高效节能隔热窗,包括外框(1)、由室内窗框(2)和室外窗框(3)组成的内框(4)及窗玻璃(5),在所述内框(4)和窗玻璃(5)之间装设有气凝胶隔热毯制成的密封条(6),该节能隔热窗结构简单、施工便捷、成本低,并且能大幅度提高整窗节能效果,整窗传热系数较现有技术的双玻铝窗下降了15%。

Description

高效节能隔热窗 技术领域
本发明涉及一种用于闭合开口的窗扇、门扇或类似构件,特别是涉及一种高效节能隔热窗。
背景技术
我国的建筑外窗节能技术和要求正在逐步提高,以北京为例,从2012年起,国家规范要求的建筑外窗传热系数已经从过去的2.8W/(m2K)降低到了2.0W/(m2K)。即便如此,我国与欧美发达国家的差距仍然十分明显,德国1994年的建筑外窗传热系数已经达到了1.8W/(m2K),2012年更是进一步降低到了1.3W/(m2K)。根据住建部建筑门窗节能标识的统计,2013年中,相关的门窗节能标识产品共1787个,但90%以上都是传热系数为2.0-3.2W/(m2K)的产品,低于2.0W/(m2K)的门窗产品仍以国外产品为主。因此,如何进一步降低传热系数、改善国产门窗节能效果,成了业内亟待解决的问题。
以断桥铝窗为例,在确定了基本建筑外窗窗型后,为降低整窗的传热系数Ut,现有的技术方案有:1)采用三玻两腔中空玻璃或真空中空玻璃;2)采用高性能的双银或三银Low-e玻璃;3)将中空玻璃中传统的铝合金间隔条改为暖边间隔条;4)在中空玻璃的中空腔内填充惰性气体。
从工程设计角度来看,上述技术方案分别存在以下不足:
方案1):窗玻璃造价大幅增加。目前窗玻璃的配置大都为双玻中空玻璃,其厚度一般为22mm、24mm、28mm等;三玻两腔中空玻璃的厚度一般为33mm、36mm、39mm等;真空中空玻璃的厚度一般为27mm、35mm等,现有的窗框型材断面需要修改以适应窗玻璃的厚度变化,这就使得现有窗框型材的适应性降低,大幅增加了型材用量以及的型材开模的成本。

════════════════

- 任务要求
1. 从“高效节能隔热窗 技术领域”开始，一直到“材用量以及的型材开模的成本。”为止，把节选原文的这部分重写一遍，并将其中的“中空玻璃”替换成“夹层玻璃”。
2. 按照节选原文的说法，德国的建筑外窗传热系数到2012年降到了多少？

- 数据内容

════════════════

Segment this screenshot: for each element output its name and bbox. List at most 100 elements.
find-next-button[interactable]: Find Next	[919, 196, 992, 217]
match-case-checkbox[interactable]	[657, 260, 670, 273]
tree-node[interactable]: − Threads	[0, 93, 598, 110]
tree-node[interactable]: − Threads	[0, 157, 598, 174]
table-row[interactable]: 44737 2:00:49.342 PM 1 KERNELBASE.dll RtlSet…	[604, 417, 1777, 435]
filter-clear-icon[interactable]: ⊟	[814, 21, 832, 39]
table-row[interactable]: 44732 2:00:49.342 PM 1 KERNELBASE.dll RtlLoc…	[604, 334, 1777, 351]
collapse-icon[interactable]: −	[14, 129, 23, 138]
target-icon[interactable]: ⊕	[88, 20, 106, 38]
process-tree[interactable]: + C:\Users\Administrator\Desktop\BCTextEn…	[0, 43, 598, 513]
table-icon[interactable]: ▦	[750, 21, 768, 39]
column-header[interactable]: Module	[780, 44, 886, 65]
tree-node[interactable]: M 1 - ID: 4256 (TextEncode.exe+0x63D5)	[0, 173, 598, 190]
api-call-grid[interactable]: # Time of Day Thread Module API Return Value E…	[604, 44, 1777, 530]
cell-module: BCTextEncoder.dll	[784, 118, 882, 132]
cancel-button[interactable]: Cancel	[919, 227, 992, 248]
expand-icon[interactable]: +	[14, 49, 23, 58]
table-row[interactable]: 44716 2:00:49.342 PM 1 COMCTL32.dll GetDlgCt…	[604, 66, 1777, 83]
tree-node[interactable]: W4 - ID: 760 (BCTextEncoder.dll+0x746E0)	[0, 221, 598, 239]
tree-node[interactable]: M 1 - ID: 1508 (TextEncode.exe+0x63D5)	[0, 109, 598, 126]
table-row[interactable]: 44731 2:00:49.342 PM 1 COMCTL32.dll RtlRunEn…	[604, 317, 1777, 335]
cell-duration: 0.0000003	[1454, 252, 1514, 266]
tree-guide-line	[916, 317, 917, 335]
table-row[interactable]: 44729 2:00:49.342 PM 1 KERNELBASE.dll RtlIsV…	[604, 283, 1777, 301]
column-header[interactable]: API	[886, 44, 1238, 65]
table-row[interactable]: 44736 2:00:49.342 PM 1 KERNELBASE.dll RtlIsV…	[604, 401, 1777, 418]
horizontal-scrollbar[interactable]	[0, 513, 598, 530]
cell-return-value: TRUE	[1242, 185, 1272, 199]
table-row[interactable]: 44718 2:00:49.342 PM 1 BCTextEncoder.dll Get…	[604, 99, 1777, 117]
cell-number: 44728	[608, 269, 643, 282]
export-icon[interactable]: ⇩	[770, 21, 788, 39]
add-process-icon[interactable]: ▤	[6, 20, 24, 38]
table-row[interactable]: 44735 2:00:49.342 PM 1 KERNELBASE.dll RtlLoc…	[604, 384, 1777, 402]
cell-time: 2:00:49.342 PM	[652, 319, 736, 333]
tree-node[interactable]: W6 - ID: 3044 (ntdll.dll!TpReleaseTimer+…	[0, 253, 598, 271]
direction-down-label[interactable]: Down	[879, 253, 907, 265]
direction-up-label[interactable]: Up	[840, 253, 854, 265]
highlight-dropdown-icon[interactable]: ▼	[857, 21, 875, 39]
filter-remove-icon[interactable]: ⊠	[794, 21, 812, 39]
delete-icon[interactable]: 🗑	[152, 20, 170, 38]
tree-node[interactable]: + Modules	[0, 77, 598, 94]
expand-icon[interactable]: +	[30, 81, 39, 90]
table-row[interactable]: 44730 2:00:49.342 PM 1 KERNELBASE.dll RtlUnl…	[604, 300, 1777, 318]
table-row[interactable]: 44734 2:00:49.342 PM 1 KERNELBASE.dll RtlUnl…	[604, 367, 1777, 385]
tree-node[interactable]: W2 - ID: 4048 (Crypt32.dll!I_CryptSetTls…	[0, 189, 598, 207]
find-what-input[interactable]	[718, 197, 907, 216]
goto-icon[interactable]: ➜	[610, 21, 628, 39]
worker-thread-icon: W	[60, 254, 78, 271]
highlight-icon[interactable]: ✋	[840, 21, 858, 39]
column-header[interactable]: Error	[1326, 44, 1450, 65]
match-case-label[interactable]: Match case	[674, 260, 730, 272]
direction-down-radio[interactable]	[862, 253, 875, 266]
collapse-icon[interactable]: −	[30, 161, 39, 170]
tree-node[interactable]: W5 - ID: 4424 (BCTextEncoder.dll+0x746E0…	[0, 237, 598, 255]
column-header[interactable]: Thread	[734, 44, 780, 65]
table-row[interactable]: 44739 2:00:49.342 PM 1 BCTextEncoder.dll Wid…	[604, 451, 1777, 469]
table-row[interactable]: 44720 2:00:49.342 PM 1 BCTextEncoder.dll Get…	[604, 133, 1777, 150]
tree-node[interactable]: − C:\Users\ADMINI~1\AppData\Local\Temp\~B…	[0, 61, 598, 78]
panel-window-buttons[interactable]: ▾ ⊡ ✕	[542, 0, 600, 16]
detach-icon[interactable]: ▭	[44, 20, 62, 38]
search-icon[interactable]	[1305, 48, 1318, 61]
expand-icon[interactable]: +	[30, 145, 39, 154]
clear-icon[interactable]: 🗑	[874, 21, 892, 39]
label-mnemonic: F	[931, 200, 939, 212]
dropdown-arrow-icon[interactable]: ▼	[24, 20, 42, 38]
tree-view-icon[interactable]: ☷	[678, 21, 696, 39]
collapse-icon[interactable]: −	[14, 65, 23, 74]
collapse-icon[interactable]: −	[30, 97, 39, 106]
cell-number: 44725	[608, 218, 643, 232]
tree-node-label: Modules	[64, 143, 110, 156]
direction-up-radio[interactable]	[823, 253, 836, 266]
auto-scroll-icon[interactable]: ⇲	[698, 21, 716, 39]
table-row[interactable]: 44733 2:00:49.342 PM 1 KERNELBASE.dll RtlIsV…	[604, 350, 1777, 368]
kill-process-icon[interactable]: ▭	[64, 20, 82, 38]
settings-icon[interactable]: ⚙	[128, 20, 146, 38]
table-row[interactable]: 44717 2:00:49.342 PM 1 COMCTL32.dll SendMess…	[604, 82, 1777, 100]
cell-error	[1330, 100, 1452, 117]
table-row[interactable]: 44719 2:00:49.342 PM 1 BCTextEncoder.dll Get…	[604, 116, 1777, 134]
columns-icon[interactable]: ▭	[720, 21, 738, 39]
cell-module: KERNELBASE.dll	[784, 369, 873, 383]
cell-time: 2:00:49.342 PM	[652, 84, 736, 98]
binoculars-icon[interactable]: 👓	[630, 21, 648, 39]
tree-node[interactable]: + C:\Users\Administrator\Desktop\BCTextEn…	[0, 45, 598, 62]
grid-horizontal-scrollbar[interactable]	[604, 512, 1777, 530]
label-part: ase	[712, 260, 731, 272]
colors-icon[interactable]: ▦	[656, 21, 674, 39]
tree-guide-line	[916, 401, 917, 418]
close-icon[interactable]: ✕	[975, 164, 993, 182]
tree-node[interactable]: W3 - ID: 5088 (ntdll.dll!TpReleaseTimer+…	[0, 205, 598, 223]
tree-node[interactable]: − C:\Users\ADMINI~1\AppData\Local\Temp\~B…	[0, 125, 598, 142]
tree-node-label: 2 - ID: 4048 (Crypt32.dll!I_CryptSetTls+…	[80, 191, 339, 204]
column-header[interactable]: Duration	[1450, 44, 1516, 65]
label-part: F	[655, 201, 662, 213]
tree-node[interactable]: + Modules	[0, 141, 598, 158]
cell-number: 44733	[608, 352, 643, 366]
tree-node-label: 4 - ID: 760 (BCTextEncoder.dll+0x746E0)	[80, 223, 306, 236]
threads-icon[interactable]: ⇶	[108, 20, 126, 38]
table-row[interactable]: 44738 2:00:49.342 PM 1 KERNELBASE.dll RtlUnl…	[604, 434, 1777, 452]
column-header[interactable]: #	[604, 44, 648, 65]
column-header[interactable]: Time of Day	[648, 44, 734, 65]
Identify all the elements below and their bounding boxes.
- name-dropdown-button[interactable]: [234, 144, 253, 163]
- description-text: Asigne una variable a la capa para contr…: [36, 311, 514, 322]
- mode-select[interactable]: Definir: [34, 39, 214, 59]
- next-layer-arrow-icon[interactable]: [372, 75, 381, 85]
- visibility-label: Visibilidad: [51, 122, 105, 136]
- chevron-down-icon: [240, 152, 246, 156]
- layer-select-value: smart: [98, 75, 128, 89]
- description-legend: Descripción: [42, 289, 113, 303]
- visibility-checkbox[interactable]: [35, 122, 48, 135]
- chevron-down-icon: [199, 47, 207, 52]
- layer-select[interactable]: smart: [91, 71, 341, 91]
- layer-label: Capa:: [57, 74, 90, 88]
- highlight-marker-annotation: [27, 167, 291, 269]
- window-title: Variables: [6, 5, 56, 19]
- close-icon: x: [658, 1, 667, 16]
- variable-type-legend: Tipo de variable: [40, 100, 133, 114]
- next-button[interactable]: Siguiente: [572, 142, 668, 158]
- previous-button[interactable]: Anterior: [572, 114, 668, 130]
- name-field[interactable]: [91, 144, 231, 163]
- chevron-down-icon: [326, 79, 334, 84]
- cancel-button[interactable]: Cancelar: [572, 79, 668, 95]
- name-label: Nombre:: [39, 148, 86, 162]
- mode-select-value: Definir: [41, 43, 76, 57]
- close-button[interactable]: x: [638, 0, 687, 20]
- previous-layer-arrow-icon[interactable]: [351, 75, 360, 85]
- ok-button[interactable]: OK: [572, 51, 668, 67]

════════════════

- 参考答案
1.
高效节能隔热窗 技术领域
本发明涉及一种用于闭合开口的窗扇、门扇或类似构件,特别是涉及一种高效节能隔热窗。
背景技术
我国的建筑外窗节能技术和要求正在逐步提高,以北京为例,从2012年起,国家规范要求的建筑外窗传热系数已经从过去的2.8W/(m2K)降低到了2.0W/(m2K)。即便如此,我国与欧美发达国家的差距仍然十分明显,德国1994年的建筑外窗传热系数已经达到了1.8W/(m2K),2012年更是进一步降低到了1.3W/(m2K)。根据住建部建筑门窗节能标识的统计,2013年中,相关的门窗节能标识产品共1787个,但90%以上都是传热系数为2.0-3.2W/(m2K)的产品,低于2.0W/(m2K)的门窗产品仍以国外产品为主。因此,如何进一步降低传热系数、改善国产门窗节能效果,成了业内亟待解决的问题。
以断桥铝窗为例,在确定了基本建筑外窗窗型后,为降低整窗的传热系数Ut,现有的技术方案有:1)采用三玻两腔夹层玻璃或真空夹层玻璃;2)采用高性能的双银或三银Low-e玻璃;3)将夹层玻璃中传统的铝合金间隔条改为暖边间隔条;4)在夹层玻璃的中空腔内填充惰性气体。
从工程设计角度来看,上述技术方案分别存在以下不足:
方案1):窗玻璃造价大幅增加。目前窗玻璃的配置大都为双玻夹层玻璃,其厚度一般为22mm、24mm、28mm等;三玻两腔夹层玻璃的厚度一般为33mm、36mm、39mm等;真空夹层玻璃的厚度一般为27mm、35mm等,现有的窗框型材断面需要修改以适应窗玻璃的厚度变化,这就使得现有窗框型材的适应性降低,大幅增加了型材用量以及的型材开模的成本。

2. 1.3W/(m2K)。